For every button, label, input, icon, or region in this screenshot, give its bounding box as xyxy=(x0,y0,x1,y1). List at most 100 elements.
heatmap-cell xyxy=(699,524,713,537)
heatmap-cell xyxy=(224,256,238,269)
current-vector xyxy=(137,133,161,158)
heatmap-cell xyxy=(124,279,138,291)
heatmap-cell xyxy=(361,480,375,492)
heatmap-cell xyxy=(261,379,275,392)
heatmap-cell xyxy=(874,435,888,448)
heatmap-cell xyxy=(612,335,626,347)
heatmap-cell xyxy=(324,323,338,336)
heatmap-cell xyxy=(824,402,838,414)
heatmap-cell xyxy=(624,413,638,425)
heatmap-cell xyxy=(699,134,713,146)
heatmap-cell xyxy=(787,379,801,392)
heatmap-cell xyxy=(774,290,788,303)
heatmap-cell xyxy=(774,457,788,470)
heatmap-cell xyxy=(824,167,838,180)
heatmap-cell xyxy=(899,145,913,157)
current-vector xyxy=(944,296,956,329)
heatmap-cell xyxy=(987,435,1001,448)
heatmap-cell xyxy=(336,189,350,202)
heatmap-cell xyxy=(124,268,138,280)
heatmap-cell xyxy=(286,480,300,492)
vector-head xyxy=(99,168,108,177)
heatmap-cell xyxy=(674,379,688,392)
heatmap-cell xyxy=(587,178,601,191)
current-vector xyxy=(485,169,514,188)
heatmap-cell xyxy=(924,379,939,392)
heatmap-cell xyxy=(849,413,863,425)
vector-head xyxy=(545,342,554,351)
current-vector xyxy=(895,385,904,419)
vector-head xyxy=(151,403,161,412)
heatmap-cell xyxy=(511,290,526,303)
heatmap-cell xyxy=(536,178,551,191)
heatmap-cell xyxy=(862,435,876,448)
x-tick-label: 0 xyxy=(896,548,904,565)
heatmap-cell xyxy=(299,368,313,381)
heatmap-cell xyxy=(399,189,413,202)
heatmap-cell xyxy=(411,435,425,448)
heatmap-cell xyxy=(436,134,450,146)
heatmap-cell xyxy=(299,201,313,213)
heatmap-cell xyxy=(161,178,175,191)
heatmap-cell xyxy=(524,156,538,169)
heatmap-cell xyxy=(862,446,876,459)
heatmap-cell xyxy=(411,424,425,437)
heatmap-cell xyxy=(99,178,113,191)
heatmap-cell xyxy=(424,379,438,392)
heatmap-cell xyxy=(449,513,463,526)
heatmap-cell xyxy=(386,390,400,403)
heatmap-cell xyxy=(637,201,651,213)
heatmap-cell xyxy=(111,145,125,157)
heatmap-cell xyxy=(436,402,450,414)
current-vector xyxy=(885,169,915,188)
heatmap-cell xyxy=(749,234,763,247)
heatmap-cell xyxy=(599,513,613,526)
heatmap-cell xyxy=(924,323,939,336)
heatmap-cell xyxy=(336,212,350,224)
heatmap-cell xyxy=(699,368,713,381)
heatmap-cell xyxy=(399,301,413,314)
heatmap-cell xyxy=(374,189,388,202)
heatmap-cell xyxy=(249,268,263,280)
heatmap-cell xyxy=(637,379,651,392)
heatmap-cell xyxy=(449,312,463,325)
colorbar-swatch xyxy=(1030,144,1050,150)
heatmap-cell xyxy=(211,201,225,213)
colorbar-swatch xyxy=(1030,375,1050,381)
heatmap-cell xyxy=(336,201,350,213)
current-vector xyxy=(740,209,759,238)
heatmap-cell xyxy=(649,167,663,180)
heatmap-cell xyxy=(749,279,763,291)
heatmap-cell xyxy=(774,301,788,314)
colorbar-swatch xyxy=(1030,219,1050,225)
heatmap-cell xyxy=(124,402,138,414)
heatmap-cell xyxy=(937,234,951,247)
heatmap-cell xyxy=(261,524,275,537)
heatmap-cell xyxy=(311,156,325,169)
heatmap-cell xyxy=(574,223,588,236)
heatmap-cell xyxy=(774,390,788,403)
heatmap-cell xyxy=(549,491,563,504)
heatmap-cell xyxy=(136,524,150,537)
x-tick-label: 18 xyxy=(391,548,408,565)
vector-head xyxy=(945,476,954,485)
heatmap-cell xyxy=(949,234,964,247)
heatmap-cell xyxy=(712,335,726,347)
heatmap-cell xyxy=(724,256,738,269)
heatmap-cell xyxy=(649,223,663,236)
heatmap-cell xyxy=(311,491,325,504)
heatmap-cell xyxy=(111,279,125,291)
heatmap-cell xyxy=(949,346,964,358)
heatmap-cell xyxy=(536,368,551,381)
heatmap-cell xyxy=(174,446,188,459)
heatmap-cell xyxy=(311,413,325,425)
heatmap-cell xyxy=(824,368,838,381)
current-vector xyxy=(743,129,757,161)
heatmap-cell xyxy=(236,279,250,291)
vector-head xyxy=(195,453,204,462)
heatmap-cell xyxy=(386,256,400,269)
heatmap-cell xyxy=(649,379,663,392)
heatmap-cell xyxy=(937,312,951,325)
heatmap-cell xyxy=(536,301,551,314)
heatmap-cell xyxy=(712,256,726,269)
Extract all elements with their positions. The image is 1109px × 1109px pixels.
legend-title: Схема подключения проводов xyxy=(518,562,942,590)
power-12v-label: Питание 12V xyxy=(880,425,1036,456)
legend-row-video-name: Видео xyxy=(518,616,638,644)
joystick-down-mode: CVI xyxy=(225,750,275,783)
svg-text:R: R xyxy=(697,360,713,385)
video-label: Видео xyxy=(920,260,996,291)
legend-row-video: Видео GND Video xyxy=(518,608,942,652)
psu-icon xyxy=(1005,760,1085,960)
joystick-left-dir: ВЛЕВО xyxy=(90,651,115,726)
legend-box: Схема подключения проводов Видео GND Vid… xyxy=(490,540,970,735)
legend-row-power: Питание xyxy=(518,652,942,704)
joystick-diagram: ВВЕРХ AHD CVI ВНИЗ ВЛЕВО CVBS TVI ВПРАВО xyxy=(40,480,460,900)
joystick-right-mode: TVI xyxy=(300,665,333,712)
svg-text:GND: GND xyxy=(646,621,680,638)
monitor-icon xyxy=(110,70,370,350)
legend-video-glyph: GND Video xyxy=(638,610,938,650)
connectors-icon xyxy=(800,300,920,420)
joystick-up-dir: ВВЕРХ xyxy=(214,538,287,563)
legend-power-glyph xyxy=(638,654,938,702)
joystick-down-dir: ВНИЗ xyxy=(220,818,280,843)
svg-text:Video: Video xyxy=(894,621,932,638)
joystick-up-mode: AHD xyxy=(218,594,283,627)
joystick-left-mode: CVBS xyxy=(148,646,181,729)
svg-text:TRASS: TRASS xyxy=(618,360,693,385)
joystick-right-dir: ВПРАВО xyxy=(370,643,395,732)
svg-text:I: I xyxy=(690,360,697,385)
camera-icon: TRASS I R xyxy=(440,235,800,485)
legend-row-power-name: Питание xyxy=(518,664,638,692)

***

**Aim:** Return every line above without changing any character.

**The solution:**
For every button, label, input, icon, or region in this screenshot, give its bounding box as xyxy=(x0,y0,x1,y1). List at most 100 elements.
heatmap-cell xyxy=(699,524,713,537)
heatmap-cell xyxy=(224,256,238,269)
current-vector xyxy=(137,133,161,158)
heatmap-cell xyxy=(124,279,138,291)
heatmap-cell xyxy=(361,480,375,492)
heatmap-cell xyxy=(261,379,275,392)
heatmap-cell xyxy=(874,435,888,448)
heatmap-cell xyxy=(612,335,626,347)
heatmap-cell xyxy=(324,323,338,336)
heatmap-cell xyxy=(824,402,838,414)
heatmap-cell xyxy=(624,413,638,425)
heatmap-cell xyxy=(699,134,713,146)
heatmap-cell xyxy=(787,379,801,392)
heatmap-cell xyxy=(774,290,788,303)
heatmap-cell xyxy=(774,457,788,470)
heatmap-cell xyxy=(824,167,838,180)
heatmap-cell xyxy=(899,145,913,157)
current-vector xyxy=(944,296,956,329)
heatmap-cell xyxy=(987,435,1001,448)
heatmap-cell xyxy=(336,189,350,202)
heatmap-cell xyxy=(124,268,138,280)
heatmap-cell xyxy=(286,480,300,492)
vector-head xyxy=(99,168,108,177)
heatmap-cell xyxy=(674,379,688,392)
heatmap-cell xyxy=(587,178,601,191)
current-vector xyxy=(485,169,514,188)
heatmap-cell xyxy=(924,379,939,392)
heatmap-cell xyxy=(849,413,863,425)
vector-head xyxy=(545,342,554,351)
current-vector xyxy=(895,385,904,419)
vector-head xyxy=(151,403,161,412)
heatmap-cell xyxy=(511,290,526,303)
heatmap-cell xyxy=(536,178,551,191)
heatmap-cell xyxy=(862,435,876,448)
x-tick-label: 0 xyxy=(896,548,904,565)
heatmap-cell xyxy=(299,368,313,381)
heatmap-cell xyxy=(399,189,413,202)
heatmap-cell xyxy=(411,435,425,448)
heatmap-cell xyxy=(436,134,450,146)
heatmap-cell xyxy=(299,201,313,213)
heatmap-cell xyxy=(161,178,175,191)
heatmap-cell xyxy=(524,156,538,169)
heatmap-cell xyxy=(862,446,876,459)
heatmap-cell xyxy=(411,424,425,437)
heatmap-cell xyxy=(99,178,113,191)
heatmap-cell xyxy=(424,379,438,392)
heatmap-cell xyxy=(449,513,463,526)
heatmap-cell xyxy=(386,390,400,403)
heatmap-cell xyxy=(637,201,651,213)
heatmap-cell xyxy=(111,145,125,157)
heatmap-cell xyxy=(436,402,450,414)
current-vector xyxy=(885,169,915,188)
heatmap-cell xyxy=(749,234,763,247)
heatmap-cell xyxy=(599,513,613,526)
heatmap-cell xyxy=(924,323,939,336)
heatmap-cell xyxy=(336,212,350,224)
heatmap-cell xyxy=(699,368,713,381)
heatmap-cell xyxy=(399,301,413,314)
heatmap-cell xyxy=(374,189,388,202)
heatmap-cell xyxy=(249,268,263,280)
heatmap-cell xyxy=(637,379,651,392)
heatmap-cell xyxy=(449,312,463,325)
colorbar-swatch xyxy=(1030,144,1050,150)
heatmap-cell xyxy=(211,201,225,213)
colorbar-swatch xyxy=(1030,375,1050,381)
heatmap-cell xyxy=(336,201,350,213)
current-vector xyxy=(740,209,759,238)
heatmap-cell xyxy=(649,167,663,180)
heatmap-cell xyxy=(749,279,763,291)
heatmap-cell xyxy=(774,301,788,314)
colorbar-swatch xyxy=(1030,219,1050,225)
heatmap-cell xyxy=(124,402,138,414)
heatmap-cell xyxy=(937,234,951,247)
heatmap-cell xyxy=(261,524,275,537)
heatmap-cell xyxy=(311,156,325,169)
heatmap-cell xyxy=(574,223,588,236)
heatmap-cell xyxy=(774,390,788,403)
heatmap-cell xyxy=(549,491,563,504)
heatmap-cell xyxy=(136,524,150,537)
x-tick-label: 18 xyxy=(391,548,408,565)
vector-head xyxy=(945,476,954,485)
heatmap-cell xyxy=(949,234,964,247)
heatmap-cell xyxy=(712,335,726,347)
heatmap-cell xyxy=(724,256,738,269)
heatmap-cell xyxy=(649,223,663,236)
heatmap-cell xyxy=(311,491,325,504)
heatmap-cell xyxy=(111,279,125,291)
heatmap-cell xyxy=(949,346,964,358)
heatmap-cell xyxy=(536,368,551,381)
heatmap-cell xyxy=(174,446,188,459)
heatmap-cell xyxy=(311,413,325,425)
heatmap-cell xyxy=(824,368,838,381)
current-vector xyxy=(743,129,757,161)
heatmap-cell xyxy=(236,279,250,291)
vector-head xyxy=(195,453,204,462)
heatmap-cell xyxy=(386,256,400,269)
heatmap-cell xyxy=(649,379,663,392)
heatmap-cell xyxy=(937,312,951,325)
heatmap-cell xyxy=(536,301,551,314)
heatmap-cell xyxy=(712,256,726,269)
Extract all elements with their positions. The image is 1109px × 1109px pixels.
legend-title: Схема подключения проводов xyxy=(518,562,942,590)
power-12v-label: Питание 12V xyxy=(880,425,1036,456)
legend-row-video-name: Видео xyxy=(518,616,638,644)
joystick-down-mode: CVI xyxy=(225,750,275,783)
svg-text:R: R xyxy=(697,360,713,385)
video-label: Видео xyxy=(920,260,996,291)
legend-row-video: Видео GND Video xyxy=(518,608,942,652)
psu-icon xyxy=(1005,760,1085,960)
joystick-left-dir: ВЛЕВО xyxy=(90,651,115,726)
legend-box: Схема подключения проводов Видео GND Vid… xyxy=(490,540,970,735)
legend-row-power: Питание xyxy=(518,652,942,704)
joystick-diagram: ВВЕРХ AHD CVI ВНИЗ ВЛЕВО CVBS TVI ВПРАВО xyxy=(40,480,460,900)
joystick-right-mode: TVI xyxy=(300,665,333,712)
svg-text:GND: GND xyxy=(646,621,680,638)
monitor-icon xyxy=(110,70,370,350)
legend-video-glyph: GND Video xyxy=(638,610,938,650)
connectors-icon xyxy=(800,300,920,420)
joystick-up-dir: ВВЕРХ xyxy=(214,538,287,563)
legend-power-glyph xyxy=(638,654,938,702)
joystick-down-dir: ВНИЗ xyxy=(220,818,280,843)
svg-text:Video: Video xyxy=(894,621,932,638)
joystick-up-mode: AHD xyxy=(218,594,283,627)
joystick-left-mode: CVBS xyxy=(148,646,181,729)
svg-text:TRASS: TRASS xyxy=(618,360,693,385)
joystick-right-dir: ВПРАВО xyxy=(370,643,395,732)
svg-text:I: I xyxy=(690,360,697,385)
camera-icon: TRASS I R xyxy=(440,235,800,485)
legend-row-power-name: Питание xyxy=(518,664,638,692)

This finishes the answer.